## Your objective
Find the lines holding the word "name" and collect them.

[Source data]
■ ■ ■

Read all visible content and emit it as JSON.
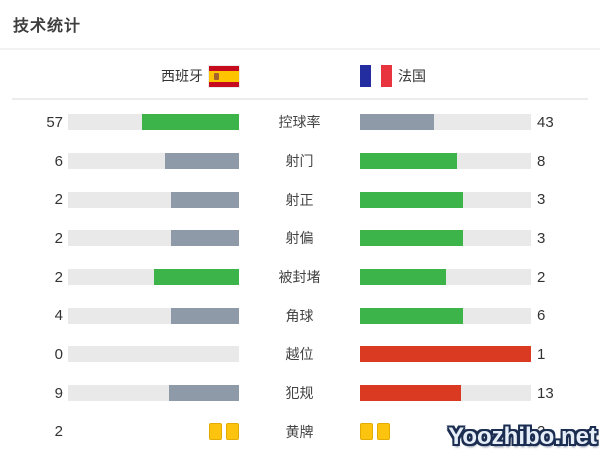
{
  "page_title": "技术统计",
  "header": {
    "home_team": "西班牙",
    "away_team": "法国"
  },
  "stats": [
    {
      "label": "控球率",
      "home": "57",
      "away": "43",
      "home_pct": 57,
      "away_pct": 43,
      "home_color": "#3db44a",
      "away_color": "#8f9aa8"
    },
    {
      "label": "射门",
      "home": "6",
      "away": "8",
      "home_pct": 43,
      "away_pct": 57,
      "home_color": "#8f9aa8",
      "away_color": "#3db44a"
    },
    {
      "label": "射正",
      "home": "2",
      "away": "3",
      "home_pct": 40,
      "away_pct": 60,
      "home_color": "#8f9aa8",
      "away_color": "#3db44a"
    },
    {
      "label": "射偏",
      "home": "2",
      "away": "3",
      "home_pct": 40,
      "away_pct": 60,
      "home_color": "#8f9aa8",
      "away_color": "#3db44a"
    },
    {
      "label": "被封堵",
      "home": "2",
      "away": "2",
      "home_pct": 50,
      "away_pct": 50,
      "home_color": "#3db44a",
      "away_color": "#3db44a"
    },
    {
      "label": "角球",
      "home": "4",
      "away": "6",
      "home_pct": 40,
      "away_pct": 60,
      "home_color": "#8f9aa8",
      "away_color": "#3db44a"
    },
    {
      "label": "越位",
      "home": "0",
      "away": "1",
      "home_pct": 0,
      "away_pct": 100,
      "home_color": "#8f9aa8",
      "away_color": "#d93a21"
    },
    {
      "label": "犯规",
      "home": "9",
      "away": "13",
      "home_pct": 41,
      "away_pct": 59,
      "home_color": "#8f9aa8",
      "away_color": "#d93a21"
    },
    {
      "label": "黄牌",
      "home": "2",
      "away": "2"
    }
  ],
  "watermark": "Yoozhibo.net",
  "colors": {
    "green": "#3db44a",
    "gray_blue": "#8f9aa8",
    "red": "#d93a21",
    "bar_track": "#e9e9e9",
    "yellow_card": "#fcc30f",
    "text": "#333333"
  },
  "chart_data": {
    "type": "bar",
    "title": "技术统计",
    "categories": [
      "控球率",
      "射门",
      "射正",
      "射偏",
      "被封堵",
      "角球",
      "越位",
      "犯规",
      "黄牌"
    ],
    "series": [
      {
        "name": "西班牙",
        "values": [
          57,
          6,
          2,
          2,
          2,
          4,
          0,
          9,
          2
        ]
      },
      {
        "name": "法国",
        "values": [
          43,
          8,
          3,
          3,
          2,
          6,
          1,
          13,
          2
        ]
      }
    ],
    "legend_position": "top",
    "grid": false,
    "orientation": "horizontal-paired",
    "note": "控球率以百分比显示，其余为计数；黄牌行以黄牌图标显示"
  }
}
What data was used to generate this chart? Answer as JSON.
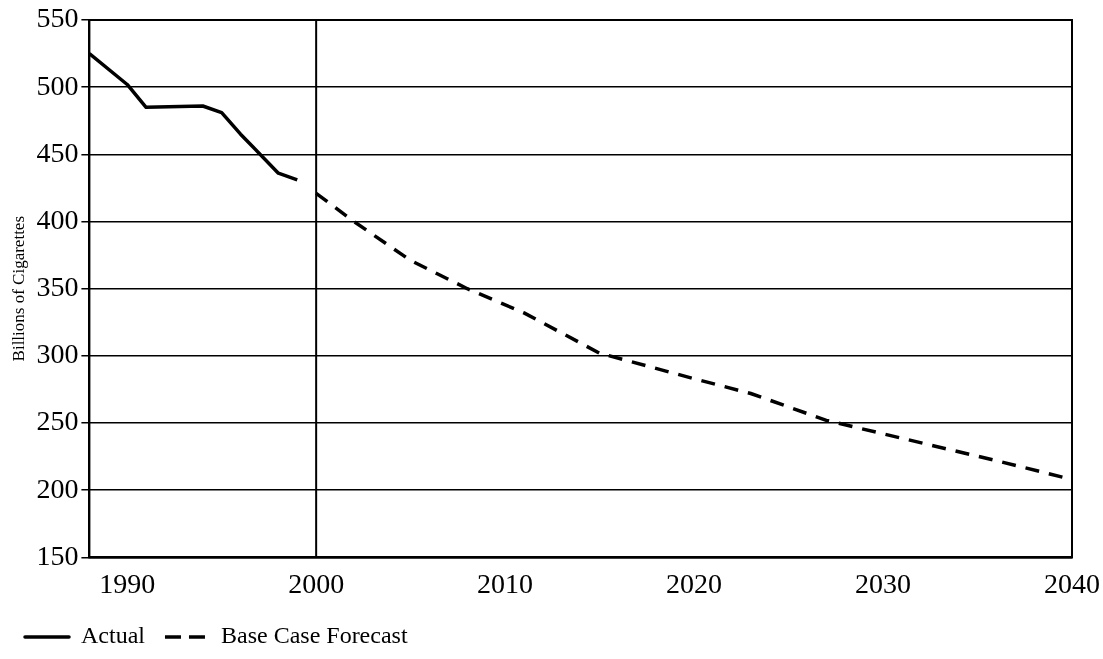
{
  "chart_data": {
    "type": "line",
    "ylabel": "Billions of Cigarettes",
    "xlim": [
      1988,
      2040
    ],
    "xticks": [
      1990,
      2000,
      2010,
      2020,
      2030,
      2040
    ],
    "ylim": [
      150,
      550
    ],
    "yticks": [
      150,
      200,
      250,
      300,
      350,
      400,
      450,
      500,
      550
    ],
    "grid": "y",
    "legend": "bottom left",
    "marker": "none",
    "ref_lines": [
      {
        "axis": "x",
        "value": 2000,
        "color": "#000000"
      }
    ],
    "series": [
      {
        "name": "Actual",
        "color": "#000000",
        "line_style": "solid",
        "x": [
          1988,
          1990,
          1991,
          1994,
          1995,
          1996,
          1998,
          1999
        ],
        "values": [
          525,
          502,
          485,
          486,
          481,
          465,
          436,
          431
        ]
      },
      {
        "name": "Base Case Forecast",
        "color": "#000000",
        "line_style": "dashed",
        "x": [
          2000,
          2002,
          2005,
          2008,
          2011,
          2015,
          2020,
          2023,
          2027,
          2030,
          2036,
          2040
        ],
        "values": [
          421,
          400,
          371,
          350,
          332,
          302,
          283,
          272,
          252,
          242,
          222,
          208
        ]
      }
    ]
  }
}
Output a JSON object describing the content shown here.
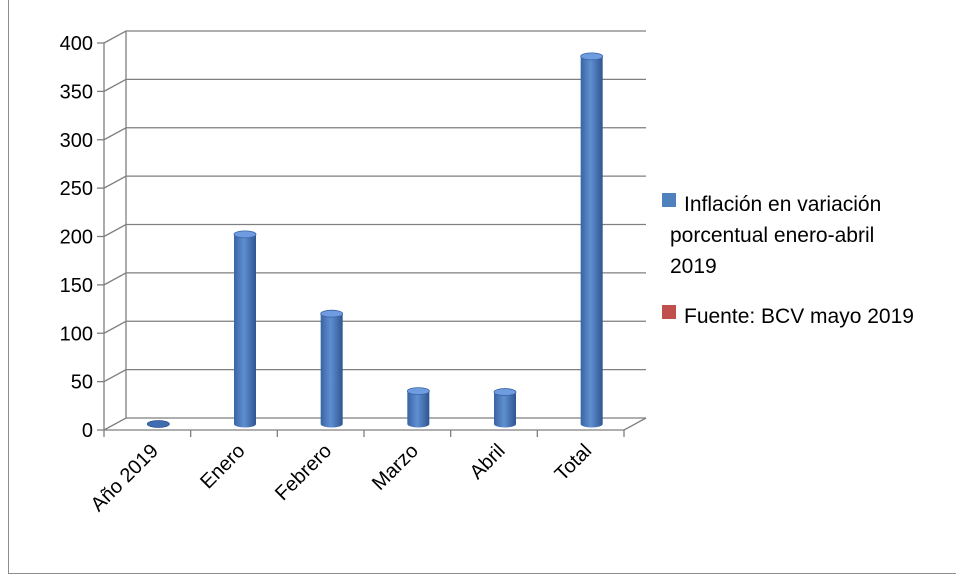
{
  "chart_data": {
    "type": "bar",
    "categories": [
      "Año 2019",
      "Enero",
      "Febrero",
      "Marzo",
      "Abril",
      "Total"
    ],
    "series": [
      {
        "name": "Inflación en variación porcentual enero-abril 2019",
        "color": "#4f81bd",
        "values": [
          0,
          196,
          114,
          34,
          33,
          380
        ]
      },
      {
        "name": "Fuente: BCV mayo 2019",
        "color": "#c0504d",
        "values": [
          0,
          0,
          0,
          0,
          0,
          0
        ]
      }
    ],
    "ylim": [
      0,
      400
    ],
    "yticks": [
      0,
      50,
      100,
      150,
      200,
      250,
      300,
      350,
      400
    ],
    "grid": true,
    "legend": "right",
    "legend_lines": [
      [
        "Inflación en variación",
        "porcentual enero-abril",
        "2019"
      ],
      [
        "Fuente: BCV mayo 2019"
      ]
    ]
  }
}
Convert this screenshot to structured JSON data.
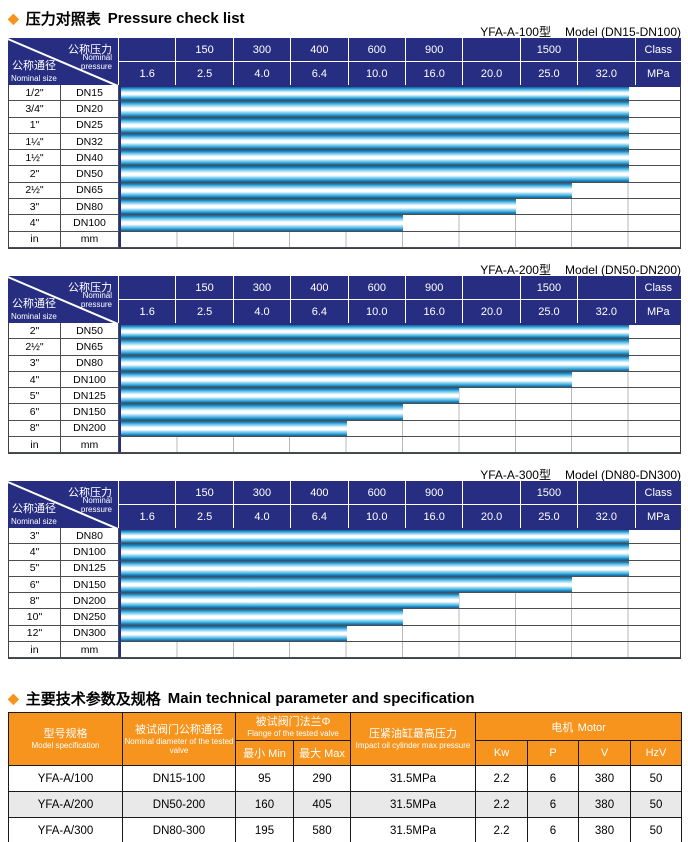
{
  "titles": {
    "diamond": "◆",
    "title1_zh": "压力对照表",
    "title1_en": "Pressure check list",
    "title2_zh": "主要技术参数及规格",
    "title2_en": "Main technical parameter and specification"
  },
  "colors": {
    "navy_header": "#272E82",
    "orange_header": "#F7941D",
    "bar_cyan": "#29ABE2",
    "shaded_row": "#E9E9EA"
  },
  "pressure_header": {
    "diagonal": {
      "top_zh": "公称压力",
      "top_en": "Nominal pressure",
      "bottom_zh": "公称通径",
      "bottom_en": "Nominal size"
    },
    "class_row": [
      "",
      "150",
      "300",
      "400",
      "600",
      "900",
      "",
      "1500",
      "",
      "Class"
    ],
    "mpa_row": [
      "1.6",
      "2.5",
      "4.0",
      "6.4",
      "10.0",
      "16.0",
      "20.0",
      "25.0",
      "32.0",
      "MPa"
    ]
  },
  "pressure_tables": [
    {
      "caption_model": "YFA-A-100型",
      "caption_range": "Model (DN15-DN100)",
      "rows": [
        {
          "in": "1/2\"",
          "mm": "DN15",
          "bar_cols": 9,
          "max_mpa": "32.0"
        },
        {
          "in": "3/4\"",
          "mm": "DN20",
          "bar_cols": 9,
          "max_mpa": "32.0"
        },
        {
          "in": "1\"",
          "mm": "DN25",
          "bar_cols": 9,
          "max_mpa": "32.0"
        },
        {
          "in": "1¼\"",
          "mm": "DN32",
          "bar_cols": 9,
          "max_mpa": "32.0"
        },
        {
          "in": "1½\"",
          "mm": "DN40",
          "bar_cols": 9,
          "max_mpa": "32.0"
        },
        {
          "in": "2\"",
          "mm": "DN50",
          "bar_cols": 9,
          "max_mpa": "32.0"
        },
        {
          "in": "2½\"",
          "mm": "DN65",
          "bar_cols": 8,
          "max_mpa": "25.0"
        },
        {
          "in": "3\"",
          "mm": "DN80",
          "bar_cols": 7,
          "max_mpa": "20.0"
        },
        {
          "in": "4\"",
          "mm": "DN100",
          "bar_cols": 5,
          "max_mpa": "10.0"
        },
        {
          "in": "in",
          "mm": "mm",
          "bar_cols": 0,
          "max_mpa": ""
        }
      ]
    },
    {
      "caption_model": "YFA-A-200型",
      "caption_range": "Model (DN50-DN200)",
      "rows": [
        {
          "in": "2\"",
          "mm": "DN50",
          "bar_cols": 9,
          "max_mpa": "32.0"
        },
        {
          "in": "2½\"",
          "mm": "DN65",
          "bar_cols": 9,
          "max_mpa": "32.0"
        },
        {
          "in": "3\"",
          "mm": "DN80",
          "bar_cols": 9,
          "max_mpa": "32.0"
        },
        {
          "in": "4\"",
          "mm": "DN100",
          "bar_cols": 8,
          "max_mpa": "25.0"
        },
        {
          "in": "5\"",
          "mm": "DN125",
          "bar_cols": 6,
          "max_mpa": "16.0"
        },
        {
          "in": "6\"",
          "mm": "DN150",
          "bar_cols": 5,
          "max_mpa": "10.0"
        },
        {
          "in": "8\"",
          "mm": "DN200",
          "bar_cols": 4,
          "max_mpa": "6.4"
        },
        {
          "in": "in",
          "mm": "mm",
          "bar_cols": 0,
          "max_mpa": ""
        }
      ]
    },
    {
      "caption_model": "YFA-A-300型",
      "caption_range": "Model (DN80-DN300)",
      "rows": [
        {
          "in": "3\"",
          "mm": "DN80",
          "bar_cols": 9,
          "max_mpa": "32.0"
        },
        {
          "in": "4\"",
          "mm": "DN100",
          "bar_cols": 9,
          "max_mpa": "32.0"
        },
        {
          "in": "5\"",
          "mm": "DN125",
          "bar_cols": 9,
          "max_mpa": "32.0"
        },
        {
          "in": "6\"",
          "mm": "DN150",
          "bar_cols": 8,
          "max_mpa": "25.0"
        },
        {
          "in": "8\"",
          "mm": "DN200",
          "bar_cols": 6,
          "max_mpa": "16.0"
        },
        {
          "in": "10\"",
          "mm": "DN250",
          "bar_cols": 5,
          "max_mpa": "10.0"
        },
        {
          "in": "12\"",
          "mm": "DN300",
          "bar_cols": 4,
          "max_mpa": "6.4"
        },
        {
          "in": "in",
          "mm": "mm",
          "bar_cols": 0,
          "max_mpa": ""
        }
      ]
    }
  ],
  "spec_table": {
    "header": {
      "model": {
        "zh": "型号规格",
        "en": "Model specification"
      },
      "diameter": {
        "zh": "被试阀门公称通径",
        "en": "Nominal diameter of the tested valve"
      },
      "flange": {
        "zh": "被试阀门法兰Φ",
        "en": "Flange of the tested valve"
      },
      "min": {
        "zh": "最小",
        "en": "Min"
      },
      "max": {
        "zh": "最大",
        "en": "Max"
      },
      "pressure": {
        "zh": "压紧油缸最高压力",
        "en": "Impact oil cylinder max pressure"
      },
      "motor": {
        "zh": "电机",
        "en": "Motor"
      },
      "motor_cols": [
        "Kw",
        "P",
        "V",
        "HzV"
      ]
    },
    "rows": [
      {
        "model": "YFA-A/100",
        "diameter": "DN15-100",
        "min": "95",
        "max": "290",
        "pressure": "31.5MPa",
        "kw": "2.2",
        "p": "6",
        "v": "380",
        "hz": "50",
        "shaded": false
      },
      {
        "model": "YFA-A/200",
        "diameter": "DN50-200",
        "min": "160",
        "max": "405",
        "pressure": "31.5MPa",
        "kw": "2.2",
        "p": "6",
        "v": "380",
        "hz": "50",
        "shaded": true
      },
      {
        "model": "YFA-A/300",
        "diameter": "DN80-300",
        "min": "195",
        "max": "580",
        "pressure": "31.5MPa",
        "kw": "2.2",
        "p": "6",
        "v": "380",
        "hz": "50",
        "shaded": false
      }
    ]
  }
}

■ ■ ■

## Full response
        "name": "西班牙",
        "name": "法国",
        "name": "Actual",
        "name": "Base Case Forecast",
        "name": "Inflación en variación porcentual enero-abril 2019",
        "name": "Fuente: BCV mayo 2019",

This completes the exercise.